Write out, precisely and in full, each line of the material.

○ ○ ○ ○ ○ ○ ○

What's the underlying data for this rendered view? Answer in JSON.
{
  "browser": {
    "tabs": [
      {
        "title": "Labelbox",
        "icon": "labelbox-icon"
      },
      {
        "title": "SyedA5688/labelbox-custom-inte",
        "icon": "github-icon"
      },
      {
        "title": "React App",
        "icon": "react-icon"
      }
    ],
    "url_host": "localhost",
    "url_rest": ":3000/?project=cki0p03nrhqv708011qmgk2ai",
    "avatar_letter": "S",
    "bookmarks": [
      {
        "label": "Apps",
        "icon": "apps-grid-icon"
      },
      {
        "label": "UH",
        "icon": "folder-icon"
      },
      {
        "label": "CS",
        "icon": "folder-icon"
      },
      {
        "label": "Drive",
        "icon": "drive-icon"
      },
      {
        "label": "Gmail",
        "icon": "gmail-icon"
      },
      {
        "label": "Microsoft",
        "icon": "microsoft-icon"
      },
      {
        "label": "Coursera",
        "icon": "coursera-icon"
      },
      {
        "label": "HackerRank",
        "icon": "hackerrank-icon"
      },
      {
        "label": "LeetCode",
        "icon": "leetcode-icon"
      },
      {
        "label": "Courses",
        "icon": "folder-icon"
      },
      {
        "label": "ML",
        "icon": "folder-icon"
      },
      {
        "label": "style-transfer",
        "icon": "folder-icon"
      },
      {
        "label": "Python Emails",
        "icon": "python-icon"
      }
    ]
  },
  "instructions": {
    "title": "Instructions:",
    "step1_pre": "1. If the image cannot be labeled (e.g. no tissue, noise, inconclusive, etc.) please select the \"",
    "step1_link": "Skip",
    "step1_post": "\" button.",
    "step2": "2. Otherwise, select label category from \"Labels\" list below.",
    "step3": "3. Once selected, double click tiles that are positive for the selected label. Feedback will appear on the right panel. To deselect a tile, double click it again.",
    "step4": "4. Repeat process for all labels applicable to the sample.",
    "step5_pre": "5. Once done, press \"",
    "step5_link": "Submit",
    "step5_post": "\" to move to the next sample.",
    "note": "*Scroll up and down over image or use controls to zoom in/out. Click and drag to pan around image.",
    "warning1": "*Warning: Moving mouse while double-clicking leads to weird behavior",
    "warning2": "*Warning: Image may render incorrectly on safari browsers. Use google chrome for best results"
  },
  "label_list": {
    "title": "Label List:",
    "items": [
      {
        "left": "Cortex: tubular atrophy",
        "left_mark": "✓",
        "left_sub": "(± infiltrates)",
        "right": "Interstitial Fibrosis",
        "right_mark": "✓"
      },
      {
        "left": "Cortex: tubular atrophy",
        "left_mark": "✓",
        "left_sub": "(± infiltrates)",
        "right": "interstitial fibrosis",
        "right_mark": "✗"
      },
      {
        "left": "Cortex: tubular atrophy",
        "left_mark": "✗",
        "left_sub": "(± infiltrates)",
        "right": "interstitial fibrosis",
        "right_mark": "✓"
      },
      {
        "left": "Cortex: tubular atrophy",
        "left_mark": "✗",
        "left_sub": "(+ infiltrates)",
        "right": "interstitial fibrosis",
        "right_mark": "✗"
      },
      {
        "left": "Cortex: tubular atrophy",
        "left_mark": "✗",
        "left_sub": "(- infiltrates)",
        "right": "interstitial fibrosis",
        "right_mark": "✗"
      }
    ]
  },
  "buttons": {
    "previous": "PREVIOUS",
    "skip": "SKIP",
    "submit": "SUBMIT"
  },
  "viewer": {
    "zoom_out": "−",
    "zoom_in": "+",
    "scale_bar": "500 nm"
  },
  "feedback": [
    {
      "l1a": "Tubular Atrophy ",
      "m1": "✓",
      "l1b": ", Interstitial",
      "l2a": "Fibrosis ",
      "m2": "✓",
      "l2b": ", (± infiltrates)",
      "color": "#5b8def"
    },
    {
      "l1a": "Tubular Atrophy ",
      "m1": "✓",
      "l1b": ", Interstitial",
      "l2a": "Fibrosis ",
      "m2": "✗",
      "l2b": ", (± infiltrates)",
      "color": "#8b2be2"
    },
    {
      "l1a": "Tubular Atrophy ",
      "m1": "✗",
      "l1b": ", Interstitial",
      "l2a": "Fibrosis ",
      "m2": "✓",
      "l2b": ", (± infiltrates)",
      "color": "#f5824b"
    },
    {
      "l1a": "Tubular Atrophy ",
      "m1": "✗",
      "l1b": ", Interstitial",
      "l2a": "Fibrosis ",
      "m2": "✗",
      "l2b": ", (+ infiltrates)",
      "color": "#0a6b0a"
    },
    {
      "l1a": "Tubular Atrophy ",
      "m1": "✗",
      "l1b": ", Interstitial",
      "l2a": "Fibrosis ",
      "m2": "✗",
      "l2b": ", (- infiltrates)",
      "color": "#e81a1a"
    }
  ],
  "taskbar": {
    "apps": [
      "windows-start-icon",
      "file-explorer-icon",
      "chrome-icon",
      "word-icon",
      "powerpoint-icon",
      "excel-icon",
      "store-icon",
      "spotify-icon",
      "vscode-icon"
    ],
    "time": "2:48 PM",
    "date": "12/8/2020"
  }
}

○ ○ ○ ○ ○ ○ ○

- RESULT OF THIS TASK
What's the underlying data for this rendered view? Answer in JSON.
{
  "browser": {
    "tabs": [
      {
        "title": "Labelbox",
        "icon": "labelbox-icon"
      },
      {
        "title": "SyedA5688/labelbox-custom-inte",
        "icon": "github-icon"
      },
      {
        "title": "React App",
        "icon": "react-icon"
      }
    ],
    "url_host": "localhost",
    "url_rest": ":3000/?project=cki0p03nrhqv708011qmgk2ai",
    "avatar_letter": "S",
    "bookmarks": [
      {
        "label": "Apps",
        "icon": "apps-grid-icon"
      },
      {
        "label": "UH",
        "icon": "folder-icon"
      },
      {
        "label": "CS",
        "icon": "folder-icon"
      },
      {
        "label": "Drive",
        "icon": "drive-icon"
      },
      {
        "label": "Gmail",
        "icon": "gmail-icon"
      },
      {
        "label": "Microsoft",
        "icon": "microsoft-icon"
      },
      {
        "label": "Coursera",
        "icon": "coursera-icon"
      },
      {
        "label": "HackerRank",
        "icon": "hackerrank-icon"
      },
      {
        "label": "LeetCode",
        "icon": "leetcode-icon"
      },
      {
        "label": "Courses",
        "icon": "folder-icon"
      },
      {
        "label": "ML",
        "icon": "folder-icon"
      },
      {
        "label": "style-transfer",
        "icon": "folder-icon"
      },
      {
        "label": "Python Emails",
        "icon": "python-icon"
      }
    ]
  },
  "instructions": {
    "title": "Instructions:",
    "step1_pre": "1. If the image cannot be labeled (e.g. no tissue, noise, inconclusive, etc.) please select the \"",
    "step1_link": "Skip",
    "step1_post": "\" button.",
    "step2": "2. Otherwise, select label category from \"Labels\" list below.",
    "step3": "3. Once selected, double click tiles that are positive for the selected label. Feedback will appear on the right panel. To deselect a tile, double click it again.",
    "step4": "4. Repeat process for all labels applicable to the sample.",
    "step5_pre": "5. Once done, press \"",
    "step5_link": "Submit",
    "step5_post": "\" to move to the next sample.",
    "note": "*Scroll up and down over image or use controls to zoom in/out. Click and drag to pan around image.",
    "warning1": "*Warning: Moving mouse while double-clicking leads to weird behavior",
    "warning2": "*Warning: Image may render incorrectly on safari browsers. Use google chrome for best results"
  },
  "label_list": {
    "title": "Label List:",
    "items": [
      {
        "left": "Cortex: tubular atrophy",
        "left_mark": "✓",
        "left_sub": "(± infiltrates)",
        "right": "Interstitial Fibrosis",
        "right_mark": "✓"
      },
      {
        "left": "Cortex: tubular atrophy",
        "left_mark": "✓",
        "left_sub": "(± infiltrates)",
        "right": "interstitial fibrosis",
        "right_mark": "✗"
      },
      {
        "left": "Cortex: tubular atrophy",
        "left_mark": "✗",
        "left_sub": "(± infiltrates)",
        "right": "interstitial fibrosis",
        "right_mark": "✓"
      },
      {
        "left": "Cortex: tubular atrophy",
        "left_mark": "✗",
        "left_sub": "(+ infiltrates)",
        "right": "interstitial fibrosis",
        "right_mark": "✗"
      },
      {
        "left": "Cortex: tubular atrophy",
        "left_mark": "✗",
        "left_sub": "(- infiltrates)",
        "right": "interstitial fibrosis",
        "right_mark": "✗"
      }
    ]
  },
  "buttons": {
    "previous": "PREVIOUS",
    "skip": "SKIP",
    "submit": "SUBMIT"
  },
  "viewer": {
    "zoom_out": "−",
    "zoom_in": "+",
    "scale_bar": "500 nm"
  },
  "feedback": [
    {
      "l1a": "Tubular Atrophy ",
      "m1": "✓",
      "l1b": ", Interstitial",
      "l2a": "Fibrosis ",
      "m2": "✓",
      "l2b": ", (± infiltrates)",
      "color": "#5b8def"
    },
    {
      "l1a": "Tubular Atrophy ",
      "m1": "✓",
      "l1b": ", Interstitial",
      "l2a": "Fibrosis ",
      "m2": "✗",
      "l2b": ", (± infiltrates)",
      "color": "#8b2be2"
    },
    {
      "l1a": "Tubular Atrophy ",
      "m1": "✗",
      "l1b": ", Interstitial",
      "l2a": "Fibrosis ",
      "m2": "✓",
      "l2b": ", (± infiltrates)",
      "color": "#f5824b"
    },
    {
      "l1a": "Tubular Atrophy ",
      "m1": "✗",
      "l1b": ", Interstitial",
      "l2a": "Fibrosis ",
      "m2": "✗",
      "l2b": ", (+ infiltrates)",
      "color": "#0a6b0a"
    },
    {
      "l1a": "Tubular Atrophy ",
      "m1": "✗",
      "l1b": ", Interstitial",
      "l2a": "Fibrosis ",
      "m2": "✗",
      "l2b": ", (- infiltrates)",
      "color": "#e81a1a"
    }
  ],
  "taskbar": {
    "apps": [
      "windows-start-icon",
      "file-explorer-icon",
      "chrome-icon",
      "word-icon",
      "powerpoint-icon",
      "excel-icon",
      "store-icon",
      "spotify-icon",
      "vscode-icon"
    ],
    "time": "2:48 PM",
    "date": "12/8/2020"
  }
}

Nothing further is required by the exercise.